■ **Written task**: Set down each entry from the block beneath, exactly as written.
--- START Input data ---
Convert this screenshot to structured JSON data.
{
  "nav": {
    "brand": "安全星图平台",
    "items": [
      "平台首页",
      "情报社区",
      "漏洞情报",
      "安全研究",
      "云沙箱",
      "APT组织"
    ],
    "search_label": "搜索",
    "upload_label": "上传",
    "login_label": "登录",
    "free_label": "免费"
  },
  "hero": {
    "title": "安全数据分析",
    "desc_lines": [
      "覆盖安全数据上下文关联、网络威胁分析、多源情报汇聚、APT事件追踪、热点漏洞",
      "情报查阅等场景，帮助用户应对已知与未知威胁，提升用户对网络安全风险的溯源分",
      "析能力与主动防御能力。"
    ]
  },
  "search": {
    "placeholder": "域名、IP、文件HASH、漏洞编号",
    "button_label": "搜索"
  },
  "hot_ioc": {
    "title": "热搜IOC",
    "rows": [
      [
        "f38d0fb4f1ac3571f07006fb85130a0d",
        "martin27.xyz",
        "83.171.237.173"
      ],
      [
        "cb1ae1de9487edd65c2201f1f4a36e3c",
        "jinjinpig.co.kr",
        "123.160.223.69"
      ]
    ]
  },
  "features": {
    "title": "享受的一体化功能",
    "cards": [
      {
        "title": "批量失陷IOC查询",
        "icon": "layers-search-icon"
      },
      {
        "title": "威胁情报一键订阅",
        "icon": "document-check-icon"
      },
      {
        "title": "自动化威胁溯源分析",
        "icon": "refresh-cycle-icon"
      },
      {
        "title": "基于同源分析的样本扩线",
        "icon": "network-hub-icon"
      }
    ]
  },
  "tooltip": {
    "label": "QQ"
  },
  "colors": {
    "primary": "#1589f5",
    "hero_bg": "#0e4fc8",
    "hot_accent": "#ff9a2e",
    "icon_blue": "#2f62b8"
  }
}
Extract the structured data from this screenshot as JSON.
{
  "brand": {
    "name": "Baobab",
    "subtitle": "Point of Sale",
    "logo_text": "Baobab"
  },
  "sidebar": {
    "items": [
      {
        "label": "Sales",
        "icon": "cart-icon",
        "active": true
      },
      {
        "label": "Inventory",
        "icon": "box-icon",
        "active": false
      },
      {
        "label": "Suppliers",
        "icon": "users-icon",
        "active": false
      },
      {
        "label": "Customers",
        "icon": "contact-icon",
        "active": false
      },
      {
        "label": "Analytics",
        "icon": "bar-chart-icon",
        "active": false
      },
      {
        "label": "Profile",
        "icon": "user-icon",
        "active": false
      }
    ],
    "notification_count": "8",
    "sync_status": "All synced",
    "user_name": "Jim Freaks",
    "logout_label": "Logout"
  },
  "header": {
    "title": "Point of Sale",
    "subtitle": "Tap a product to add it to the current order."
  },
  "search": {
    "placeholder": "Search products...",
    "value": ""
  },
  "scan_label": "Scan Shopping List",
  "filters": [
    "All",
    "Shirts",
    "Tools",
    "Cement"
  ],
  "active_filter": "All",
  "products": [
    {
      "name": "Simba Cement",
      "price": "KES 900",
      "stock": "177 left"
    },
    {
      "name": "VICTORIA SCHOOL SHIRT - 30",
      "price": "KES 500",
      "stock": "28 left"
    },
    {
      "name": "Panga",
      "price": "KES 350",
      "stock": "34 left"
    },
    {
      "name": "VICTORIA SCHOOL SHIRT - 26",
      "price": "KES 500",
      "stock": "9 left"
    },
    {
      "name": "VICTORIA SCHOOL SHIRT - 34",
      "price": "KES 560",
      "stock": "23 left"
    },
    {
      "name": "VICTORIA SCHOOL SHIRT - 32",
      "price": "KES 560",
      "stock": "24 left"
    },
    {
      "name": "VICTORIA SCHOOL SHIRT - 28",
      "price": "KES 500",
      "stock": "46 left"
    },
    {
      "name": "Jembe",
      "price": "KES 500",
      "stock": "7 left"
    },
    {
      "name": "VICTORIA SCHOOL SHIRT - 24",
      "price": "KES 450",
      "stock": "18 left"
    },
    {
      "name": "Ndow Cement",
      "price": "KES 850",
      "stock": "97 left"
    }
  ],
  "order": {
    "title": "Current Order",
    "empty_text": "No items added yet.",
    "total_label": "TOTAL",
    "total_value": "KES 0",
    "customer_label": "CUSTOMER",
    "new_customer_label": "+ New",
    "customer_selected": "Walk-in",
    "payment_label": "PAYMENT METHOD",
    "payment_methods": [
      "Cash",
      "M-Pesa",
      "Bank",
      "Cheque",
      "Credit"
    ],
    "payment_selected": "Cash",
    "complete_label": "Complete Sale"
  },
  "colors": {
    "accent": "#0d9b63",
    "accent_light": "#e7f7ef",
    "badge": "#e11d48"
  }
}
--- END Input data ---
■ **Response**:
Convert this screenshot to structured JSON data.
{
  "nav": {
    "brand": "安全星图平台",
    "items": [
      "平台首页",
      "情报社区",
      "漏洞情报",
      "安全研究",
      "云沙箱",
      "APT组织"
    ],
    "search_label": "搜索",
    "upload_label": "上传",
    "login_label": "登录",
    "free_label": "免费"
  },
  "hero": {
    "title": "安全数据分析",
    "desc_lines": [
      "覆盖安全数据上下文关联、网络威胁分析、多源情报汇聚、APT事件追踪、热点漏洞",
      "情报查阅等场景，帮助用户应对已知与未知威胁，提升用户对网络安全风险的溯源分",
      "析能力与主动防御能力。"
    ]
  },
  "search": {
    "placeholder": "域名、IP、文件HASH、漏洞编号",
    "button_label": "搜索"
  },
  "hot_ioc": {
    "title": "热搜IOC",
    "rows": [
      [
        "f38d0fb4f1ac3571f07006fb85130a0d",
        "martin27.xyz",
        "83.171.237.173"
      ],
      [
        "cb1ae1de9487edd65c2201f1f4a36e3c",
        "jinjinpig.co.kr",
        "123.160.223.69"
      ]
    ]
  },
  "features": {
    "title": "享受的一体化功能",
    "cards": [
      {
        "title": "批量失陷IOC查询",
        "icon": "layers-search-icon"
      },
      {
        "title": "威胁情报一键订阅",
        "icon": "document-check-icon"
      },
      {
        "title": "自动化威胁溯源分析",
        "icon": "refresh-cycle-icon"
      },
      {
        "title": "基于同源分析的样本扩线",
        "icon": "network-hub-icon"
      }
    ]
  },
  "tooltip": {
    "label": "QQ"
  },
  "colors": {
    "primary": "#1589f5",
    "hero_bg": "#0e4fc8",
    "hot_accent": "#ff9a2e",
    "icon_blue": "#2f62b8"
  }
}
Extract the structured data from this screenshot as JSON.
{
  "brand": {
    "name": "Baobab",
    "subtitle": "Point of Sale",
    "logo_text": "Baobab"
  },
  "sidebar": {
    "items": [
      {
        "label": "Sales",
        "icon": "cart-icon",
        "active": true
      },
      {
        "label": "Inventory",
        "icon": "box-icon",
        "active": false
      },
      {
        "label": "Suppliers",
        "icon": "users-icon",
        "active": false
      },
      {
        "label": "Customers",
        "icon": "contact-icon",
        "active": false
      },
      {
        "label": "Analytics",
        "icon": "bar-chart-icon",
        "active": false
      },
      {
        "label": "Profile",
        "icon": "user-icon",
        "active": false
      }
    ],
    "notification_count": "8",
    "sync_status": "All synced",
    "user_name": "Jim Freaks",
    "logout_label": "Logout"
  },
  "header": {
    "title": "Point of Sale",
    "subtitle": "Tap a product to add it to the current order."
  },
  "search": {
    "placeholder": "Search products...",
    "value": ""
  },
  "scan_label": "Scan Shopping List",
  "filters": [
    "All",
    "Shirts",
    "Tools",
    "Cement"
  ],
  "active_filter": "All",
  "products": [
    {
      "name": "Simba Cement",
      "price": "KES 900",
      "stock": "177 left"
    },
    {
      "name": "VICTORIA SCHOOL SHIRT - 30",
      "price": "KES 500",
      "stock": "28 left"
    },
    {
      "name": "Panga",
      "price": "KES 350",
      "stock": "34 left"
    },
    {
      "name": "VICTORIA SCHOOL SHIRT - 26",
      "price": "KES 500",
      "stock": "9 left"
    },
    {
      "name": "VICTORIA SCHOOL SHIRT - 34",
      "price": "KES 560",
      "stock": "23 left"
    },
    {
      "name": "VICTORIA SCHOOL SHIRT - 32",
      "price": "KES 560",
      "stock": "24 left"
    },
    {
      "name": "VICTORIA SCHOOL SHIRT - 28",
      "price": "KES 500",
      "stock": "46 left"
    },
    {
      "name": "Jembe",
      "price": "KES 500",
      "stock": "7 left"
    },
    {
      "name": "VICTORIA SCHOOL SHIRT - 24",
      "price": "KES 450",
      "stock": "18 left"
    },
    {
      "name": "Ndow Cement",
      "price": "KES 850",
      "stock": "97 left"
    }
  ],
  "order": {
    "title": "Current Order",
    "empty_text": "No items added yet.",
    "total_label": "TOTAL",
    "total_value": "KES 0",
    "customer_label": "CUSTOMER",
    "new_customer_label": "+ New",
    "customer_selected": "Walk-in",
    "payment_label": "PAYMENT METHOD",
    "payment_methods": [
      "Cash",
      "M-Pesa",
      "Bank",
      "Cheque",
      "Credit"
    ],
    "payment_selected": "Cash",
    "complete_label": "Complete Sale"
  },
  "colors": {
    "accent": "#0d9b63",
    "accent_light": "#e7f7ef",
    "badge": "#e11d48"
  }
}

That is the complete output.